- Given data -
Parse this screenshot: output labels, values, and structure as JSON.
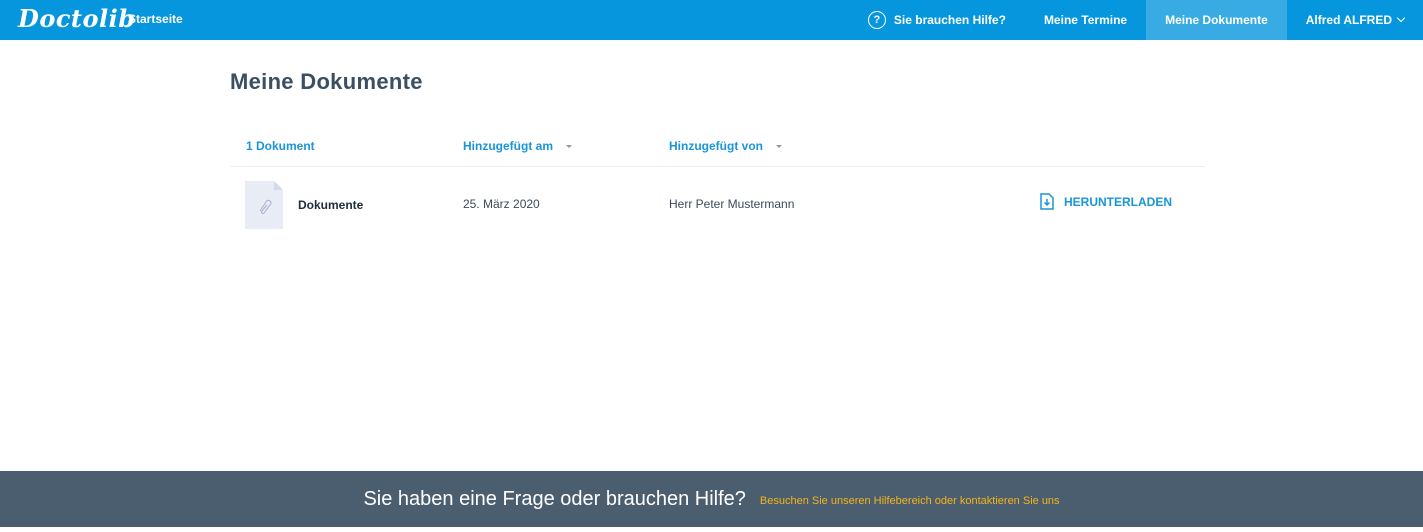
{
  "header": {
    "logo": "Doctolib",
    "home_label": "Startseite",
    "help_icon": "question-circle-icon",
    "help_label": "Sie brauchen Hilfe?",
    "appointments_label": "Meine Termine",
    "documents_label": "Meine Dokumente",
    "user_label": "Alfred ALFRED",
    "accent_color": "#0596de"
  },
  "main": {
    "title": "Meine Dokumente",
    "table": {
      "headers": {
        "count": "1 Dokument",
        "added_on": "Hinzugefügt am",
        "added_by": "Hinzugefügt von"
      },
      "rows": [
        {
          "name": "Dokumente",
          "date": "25. März 2020",
          "added_by": "Herr Peter Mustermann",
          "action": "HERUNTERLADEN"
        }
      ]
    }
  },
  "footer": {
    "question": "Sie haben eine Frage oder brauchen Hilfe?",
    "link": "Besuchen Sie unseren Hilfebereich oder kontaktieren Sie uns"
  }
}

- Task prompt -
Go through the listing above and quote it exactly, apart from its images.

- Exercise output -
Parse this screenshot: output labels, values, and structure as JSON.
{
  "header": {
    "logo": "Doctolib",
    "home_label": "Startseite",
    "help_icon": "question-circle-icon",
    "help_label": "Sie brauchen Hilfe?",
    "appointments_label": "Meine Termine",
    "documents_label": "Meine Dokumente",
    "user_label": "Alfred ALFRED",
    "accent_color": "#0596de"
  },
  "main": {
    "title": "Meine Dokumente",
    "table": {
      "headers": {
        "count": "1 Dokument",
        "added_on": "Hinzugefügt am",
        "added_by": "Hinzugefügt von"
      },
      "rows": [
        {
          "name": "Dokumente",
          "date": "25. März 2020",
          "added_by": "Herr Peter Mustermann",
          "action": "HERUNTERLADEN"
        }
      ]
    }
  },
  "footer": {
    "question": "Sie haben eine Frage oder brauchen Hilfe?",
    "link": "Besuchen Sie unseren Hilfebereich oder kontaktieren Sie uns"
  }
}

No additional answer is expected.